● WHAT IS REQUIRED
Retype the records below exactly as they appear.

>> Start INPUT ROWS

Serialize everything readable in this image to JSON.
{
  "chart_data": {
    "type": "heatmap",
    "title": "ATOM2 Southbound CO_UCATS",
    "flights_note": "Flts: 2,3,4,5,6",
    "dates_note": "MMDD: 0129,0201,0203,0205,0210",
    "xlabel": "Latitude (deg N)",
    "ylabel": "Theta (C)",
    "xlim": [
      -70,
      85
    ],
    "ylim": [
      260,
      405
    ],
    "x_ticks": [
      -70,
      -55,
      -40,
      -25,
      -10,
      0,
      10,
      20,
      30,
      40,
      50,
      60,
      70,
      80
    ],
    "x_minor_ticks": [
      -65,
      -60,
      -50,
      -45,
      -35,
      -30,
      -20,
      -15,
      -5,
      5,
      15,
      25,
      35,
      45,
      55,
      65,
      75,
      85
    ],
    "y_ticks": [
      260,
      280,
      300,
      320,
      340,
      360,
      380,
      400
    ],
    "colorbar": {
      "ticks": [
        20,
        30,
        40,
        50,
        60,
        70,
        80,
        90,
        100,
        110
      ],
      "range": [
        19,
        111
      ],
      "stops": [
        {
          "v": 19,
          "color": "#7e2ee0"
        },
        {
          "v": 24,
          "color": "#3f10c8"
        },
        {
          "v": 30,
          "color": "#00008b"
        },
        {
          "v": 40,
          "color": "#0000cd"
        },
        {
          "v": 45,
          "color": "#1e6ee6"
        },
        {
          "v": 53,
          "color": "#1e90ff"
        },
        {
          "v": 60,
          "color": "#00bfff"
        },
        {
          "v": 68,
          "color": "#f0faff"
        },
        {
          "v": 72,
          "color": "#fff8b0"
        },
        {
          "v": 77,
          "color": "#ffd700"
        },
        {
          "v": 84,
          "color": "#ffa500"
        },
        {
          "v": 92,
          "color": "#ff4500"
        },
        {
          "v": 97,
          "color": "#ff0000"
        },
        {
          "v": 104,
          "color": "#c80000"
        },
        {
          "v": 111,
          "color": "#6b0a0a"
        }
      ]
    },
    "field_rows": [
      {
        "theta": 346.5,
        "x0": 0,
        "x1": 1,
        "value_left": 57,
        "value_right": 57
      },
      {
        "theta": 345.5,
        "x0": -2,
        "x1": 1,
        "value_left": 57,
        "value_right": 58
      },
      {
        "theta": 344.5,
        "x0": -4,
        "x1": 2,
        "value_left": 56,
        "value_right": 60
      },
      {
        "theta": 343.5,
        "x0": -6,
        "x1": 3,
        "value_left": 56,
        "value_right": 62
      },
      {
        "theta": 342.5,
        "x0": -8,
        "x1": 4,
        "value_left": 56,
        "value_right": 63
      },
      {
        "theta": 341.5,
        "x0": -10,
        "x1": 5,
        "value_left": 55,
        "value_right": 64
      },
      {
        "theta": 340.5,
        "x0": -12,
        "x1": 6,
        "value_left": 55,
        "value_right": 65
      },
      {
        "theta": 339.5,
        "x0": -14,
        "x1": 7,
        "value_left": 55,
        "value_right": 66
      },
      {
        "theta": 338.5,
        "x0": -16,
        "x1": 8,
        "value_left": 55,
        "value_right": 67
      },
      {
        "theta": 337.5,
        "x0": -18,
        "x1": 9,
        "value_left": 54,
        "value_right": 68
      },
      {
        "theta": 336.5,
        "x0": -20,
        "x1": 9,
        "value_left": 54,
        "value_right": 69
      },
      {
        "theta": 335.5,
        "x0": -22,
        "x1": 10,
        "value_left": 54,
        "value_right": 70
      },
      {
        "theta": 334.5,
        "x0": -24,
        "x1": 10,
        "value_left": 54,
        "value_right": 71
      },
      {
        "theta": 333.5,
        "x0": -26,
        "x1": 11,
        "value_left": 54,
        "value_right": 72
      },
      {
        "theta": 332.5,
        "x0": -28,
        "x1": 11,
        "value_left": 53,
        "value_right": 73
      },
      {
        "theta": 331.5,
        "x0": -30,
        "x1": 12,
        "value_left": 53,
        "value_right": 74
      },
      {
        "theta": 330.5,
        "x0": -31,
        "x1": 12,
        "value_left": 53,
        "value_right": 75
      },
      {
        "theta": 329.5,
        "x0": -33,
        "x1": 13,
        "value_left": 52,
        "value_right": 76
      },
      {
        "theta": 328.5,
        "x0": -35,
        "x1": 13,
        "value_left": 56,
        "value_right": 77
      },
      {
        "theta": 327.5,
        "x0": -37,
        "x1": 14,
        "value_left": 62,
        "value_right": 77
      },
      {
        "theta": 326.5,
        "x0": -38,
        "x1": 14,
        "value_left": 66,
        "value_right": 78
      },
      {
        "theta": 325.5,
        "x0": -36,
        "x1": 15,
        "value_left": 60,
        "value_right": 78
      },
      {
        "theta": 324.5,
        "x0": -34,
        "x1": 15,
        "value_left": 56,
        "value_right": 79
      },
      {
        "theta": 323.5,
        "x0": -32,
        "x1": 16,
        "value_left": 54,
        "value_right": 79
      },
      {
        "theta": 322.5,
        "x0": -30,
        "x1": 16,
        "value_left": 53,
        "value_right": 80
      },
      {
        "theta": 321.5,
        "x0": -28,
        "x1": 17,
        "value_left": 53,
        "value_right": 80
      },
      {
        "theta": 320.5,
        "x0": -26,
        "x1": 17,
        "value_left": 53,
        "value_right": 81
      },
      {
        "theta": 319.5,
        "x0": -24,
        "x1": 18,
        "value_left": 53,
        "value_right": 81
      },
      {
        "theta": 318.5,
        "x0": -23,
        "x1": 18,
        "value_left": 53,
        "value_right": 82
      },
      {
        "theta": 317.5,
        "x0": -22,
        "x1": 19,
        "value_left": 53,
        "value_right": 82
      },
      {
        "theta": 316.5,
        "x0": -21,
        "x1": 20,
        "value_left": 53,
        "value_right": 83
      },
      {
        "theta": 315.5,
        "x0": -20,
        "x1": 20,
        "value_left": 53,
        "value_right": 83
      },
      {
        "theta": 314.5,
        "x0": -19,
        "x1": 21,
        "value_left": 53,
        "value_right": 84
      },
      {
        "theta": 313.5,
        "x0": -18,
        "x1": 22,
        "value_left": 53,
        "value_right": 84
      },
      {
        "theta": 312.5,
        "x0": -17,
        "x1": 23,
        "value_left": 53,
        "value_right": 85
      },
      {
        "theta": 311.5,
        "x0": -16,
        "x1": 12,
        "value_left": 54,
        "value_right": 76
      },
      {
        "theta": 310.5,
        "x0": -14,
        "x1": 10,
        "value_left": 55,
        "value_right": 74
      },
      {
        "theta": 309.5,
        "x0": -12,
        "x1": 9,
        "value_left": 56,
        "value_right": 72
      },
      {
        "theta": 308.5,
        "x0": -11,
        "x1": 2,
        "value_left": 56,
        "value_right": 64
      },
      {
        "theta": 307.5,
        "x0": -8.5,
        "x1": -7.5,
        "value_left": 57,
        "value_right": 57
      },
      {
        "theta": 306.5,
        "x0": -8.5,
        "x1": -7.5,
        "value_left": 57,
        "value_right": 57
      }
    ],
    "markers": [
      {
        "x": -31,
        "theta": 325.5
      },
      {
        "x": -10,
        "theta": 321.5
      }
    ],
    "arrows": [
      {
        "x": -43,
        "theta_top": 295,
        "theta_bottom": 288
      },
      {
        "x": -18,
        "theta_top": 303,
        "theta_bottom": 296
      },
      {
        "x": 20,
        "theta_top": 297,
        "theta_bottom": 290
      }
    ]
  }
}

>> End INPUT ROWS

● ANSWER TO THIS EXERCISE
Serialize everything readable in this image to JSON.
{
  "chart_data": {
    "type": "heatmap",
    "title": "ATOM2 Southbound CO_UCATS",
    "flights_note": "Flts: 2,3,4,5,6",
    "dates_note": "MMDD: 0129,0201,0203,0205,0210",
    "xlabel": "Latitude (deg N)",
    "ylabel": "Theta (C)",
    "xlim": [
      -70,
      85
    ],
    "ylim": [
      260,
      405
    ],
    "x_ticks": [
      -70,
      -55,
      -40,
      -25,
      -10,
      0,
      10,
      20,
      30,
      40,
      50,
      60,
      70,
      80
    ],
    "x_minor_ticks": [
      -65,
      -60,
      -50,
      -45,
      -35,
      -30,
      -20,
      -15,
      -5,
      5,
      15,
      25,
      35,
      45,
      55,
      65,
      75,
      85
    ],
    "y_ticks": [
      260,
      280,
      300,
      320,
      340,
      360,
      380,
      400
    ],
    "colorbar": {
      "ticks": [
        20,
        30,
        40,
        50,
        60,
        70,
        80,
        90,
        100,
        110
      ],
      "range": [
        19,
        111
      ],
      "stops": [
        {
          "v": 19,
          "color": "#7e2ee0"
        },
        {
          "v": 24,
          "color": "#3f10c8"
        },
        {
          "v": 30,
          "color": "#00008b"
        },
        {
          "v": 40,
          "color": "#0000cd"
        },
        {
          "v": 45,
          "color": "#1e6ee6"
        },
        {
          "v": 53,
          "color": "#1e90ff"
        },
        {
          "v": 60,
          "color": "#00bfff"
        },
        {
          "v": 68,
          "color": "#f0faff"
        },
        {
          "v": 72,
          "color": "#fff8b0"
        },
        {
          "v": 77,
          "color": "#ffd700"
        },
        {
          "v": 84,
          "color": "#ffa500"
        },
        {
          "v": 92,
          "color": "#ff4500"
        },
        {
          "v": 97,
          "color": "#ff0000"
        },
        {
          "v": 104,
          "color": "#c80000"
        },
        {
          "v": 111,
          "color": "#6b0a0a"
        }
      ]
    },
    "field_rows": [
      {
        "theta": 346.5,
        "x0": 0,
        "x1": 1,
        "value_left": 57,
        "value_right": 57
      },
      {
        "theta": 345.5,
        "x0": -2,
        "x1": 1,
        "value_left": 57,
        "value_right": 58
      },
      {
        "theta": 344.5,
        "x0": -4,
        "x1": 2,
        "value_left": 56,
        "value_right": 60
      },
      {
        "theta": 343.5,
        "x0": -6,
        "x1": 3,
        "value_left": 56,
        "value_right": 62
      },
      {
        "theta": 342.5,
        "x0": -8,
        "x1": 4,
        "value_left": 56,
        "value_right": 63
      },
      {
        "theta": 341.5,
        "x0": -10,
        "x1": 5,
        "value_left": 55,
        "value_right": 64
      },
      {
        "theta": 340.5,
        "x0": -12,
        "x1": 6,
        "value_left": 55,
        "value_right": 65
      },
      {
        "theta": 339.5,
        "x0": -14,
        "x1": 7,
        "value_left": 55,
        "value_right": 66
      },
      {
        "theta": 338.5,
        "x0": -16,
        "x1": 8,
        "value_left": 55,
        "value_right": 67
      },
      {
        "theta": 337.5,
        "x0": -18,
        "x1": 9,
        "value_left": 54,
        "value_right": 68
      },
      {
        "theta": 336.5,
        "x0": -20,
        "x1": 9,
        "value_left": 54,
        "value_right": 69
      },
      {
        "theta": 335.5,
        "x0": -22,
        "x1": 10,
        "value_left": 54,
        "value_right": 70
      },
      {
        "theta": 334.5,
        "x0": -24,
        "x1": 10,
        "value_left": 54,
        "value_right": 71
      },
      {
        "theta": 333.5,
        "x0": -26,
        "x1": 11,
        "value_left": 54,
        "value_right": 72
      },
      {
        "theta": 332.5,
        "x0": -28,
        "x1": 11,
        "value_left": 53,
        "value_right": 73
      },
      {
        "theta": 331.5,
        "x0": -30,
        "x1": 12,
        "value_left": 53,
        "value_right": 74
      },
      {
        "theta": 330.5,
        "x0": -31,
        "x1": 12,
        "value_left": 53,
        "value_right": 75
      },
      {
        "theta": 329.5,
        "x0": -33,
        "x1": 13,
        "value_left": 52,
        "value_right": 76
      },
      {
        "theta": 328.5,
        "x0": -35,
        "x1": 13,
        "value_left": 56,
        "value_right": 77
      },
      {
        "theta": 327.5,
        "x0": -37,
        "x1": 14,
        "value_left": 62,
        "value_right": 77
      },
      {
        "theta": 326.5,
        "x0": -38,
        "x1": 14,
        "value_left": 66,
        "value_right": 78
      },
      {
        "theta": 325.5,
        "x0": -36,
        "x1": 15,
        "value_left": 60,
        "value_right": 78
      },
      {
        "theta": 324.5,
        "x0": -34,
        "x1": 15,
        "value_left": 56,
        "value_right": 79
      },
      {
        "theta": 323.5,
        "x0": -32,
        "x1": 16,
        "value_left": 54,
        "value_right": 79
      },
      {
        "theta": 322.5,
        "x0": -30,
        "x1": 16,
        "value_left": 53,
        "value_right": 80
      },
      {
        "theta": 321.5,
        "x0": -28,
        "x1": 17,
        "value_left": 53,
        "value_right": 80
      },
      {
        "theta": 320.5,
        "x0": -26,
        "x1": 17,
        "value_left": 53,
        "value_right": 81
      },
      {
        "theta": 319.5,
        "x0": -24,
        "x1": 18,
        "value_left": 53,
        "value_right": 81
      },
      {
        "theta": 318.5,
        "x0": -23,
        "x1": 18,
        "value_left": 53,
        "value_right": 82
      },
      {
        "theta": 317.5,
        "x0": -22,
        "x1": 19,
        "value_left": 53,
        "value_right": 82
      },
      {
        "theta": 316.5,
        "x0": -21,
        "x1": 20,
        "value_left": 53,
        "value_right": 83
      },
      {
        "theta": 315.5,
        "x0": -20,
        "x1": 20,
        "value_left": 53,
        "value_right": 83
      },
      {
        "theta": 314.5,
        "x0": -19,
        "x1": 21,
        "value_left": 53,
        "value_right": 84
      },
      {
        "theta": 313.5,
        "x0": -18,
        "x1": 22,
        "value_left": 53,
        "value_right": 84
      },
      {
        "theta": 312.5,
        "x0": -17,
        "x1": 23,
        "value_left": 53,
        "value_right": 85
      },
      {
        "theta": 311.5,
        "x0": -16,
        "x1": 12,
        "value_left": 54,
        "value_right": 76
      },
      {
        "theta": 310.5,
        "x0": -14,
        "x1": 10,
        "value_left": 55,
        "value_right": 74
      },
      {
        "theta": 309.5,
        "x0": -12,
        "x1": 9,
        "value_left": 56,
        "value_right": 72
      },
      {
        "theta": 308.5,
        "x0": -11,
        "x1": 2,
        "value_left": 56,
        "value_right": 64
      },
      {
        "theta": 307.5,
        "x0": -8.5,
        "x1": -7.5,
        "value_left": 57,
        "value_right": 57
      },
      {
        "theta": 306.5,
        "x0": -8.5,
        "x1": -7.5,
        "value_left": 57,
        "value_right": 57
      }
    ],
    "markers": [
      {
        "x": -31,
        "theta": 325.5
      },
      {
        "x": -10,
        "theta": 321.5
      }
    ],
    "arrows": [
      {
        "x": -43,
        "theta_top": 295,
        "theta_bottom": 288
      },
      {
        "x": -18,
        "theta_top": 303,
        "theta_bottom": 296
      },
      {
        "x": 20,
        "theta_top": 297,
        "theta_bottom": 290
      }
    ]
  }
}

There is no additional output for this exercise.